**Description of the task**
Find and copy lines holding "data".

**Exercise input**
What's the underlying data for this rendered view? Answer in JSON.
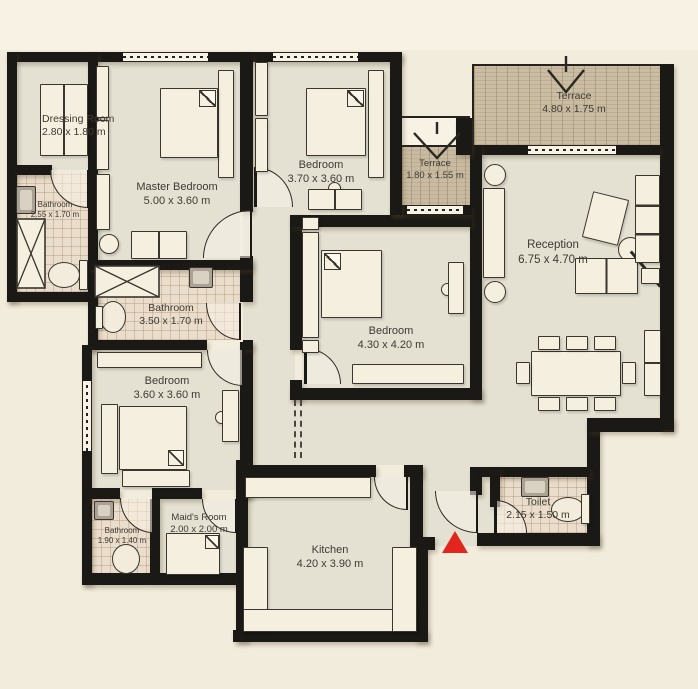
{
  "plan": {
    "colors": {
      "background": "#f2ecdc",
      "wall": "#1b1915",
      "floor": "#e4e1d2",
      "bathroom_tile": "#eaddcb",
      "terrace_wood": "#cbbda3",
      "entrance_accent": "#e3261d"
    },
    "rooms": {
      "dressing_room": {
        "name": "Dressing Room",
        "size": "2.80 x 1.80 m"
      },
      "bathroom_ensuite": {
        "name": "Bathroom",
        "size": "2.55 x 1.70 m"
      },
      "master_bedroom": {
        "name": "Master Bedroom",
        "size": "5.00 x 3.60 m"
      },
      "bedroom_top": {
        "name": "Bedroom",
        "size": "3.70 x 3.60 m"
      },
      "terrace_small": {
        "name": "Terrace",
        "size": "1.80 x 1.55 m"
      },
      "terrace_large": {
        "name": "Terrace",
        "size": "4.80 x 1.75 m"
      },
      "reception": {
        "name": "Reception",
        "size": "6.75 x 4.70 m"
      },
      "bathroom_main": {
        "name": "Bathroom",
        "size": "3.50 x 1.70 m"
      },
      "bedroom_middle": {
        "name": "Bedroom",
        "size": "4.30 x 4.20 m"
      },
      "bedroom_lower": {
        "name": "Bedroom",
        "size": "3.60 x 3.60 m"
      },
      "bathroom_small": {
        "name": "Bathroom",
        "size": "1.90 x 1.40 m"
      },
      "maids_room": {
        "name": "Maid's Room",
        "size": "2.00 x 2.00 m"
      },
      "kitchen": {
        "name": "Kitchen",
        "size": "4.20 x 3.90 m"
      },
      "toilet": {
        "name": "Toilet",
        "size": "2.15 x 1.50 m"
      }
    }
  }
}
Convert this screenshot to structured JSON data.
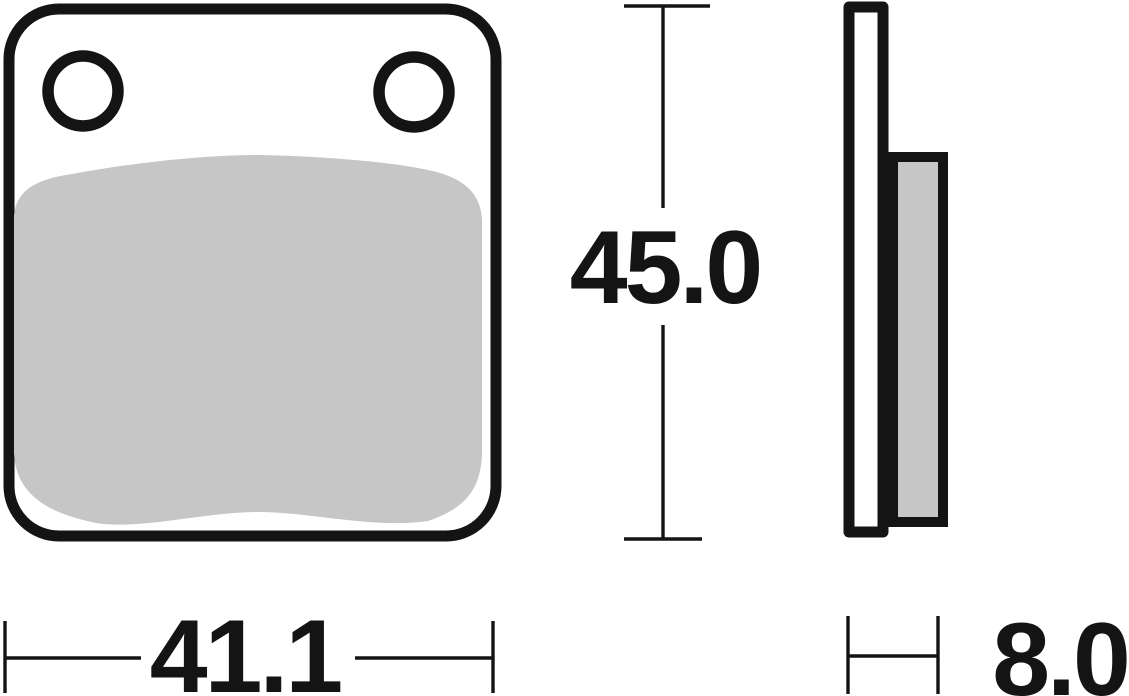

**Result of the task**
What's the underlying data for this rendered view? Answer in JSON.
Convert this screenshot to structured JSON data.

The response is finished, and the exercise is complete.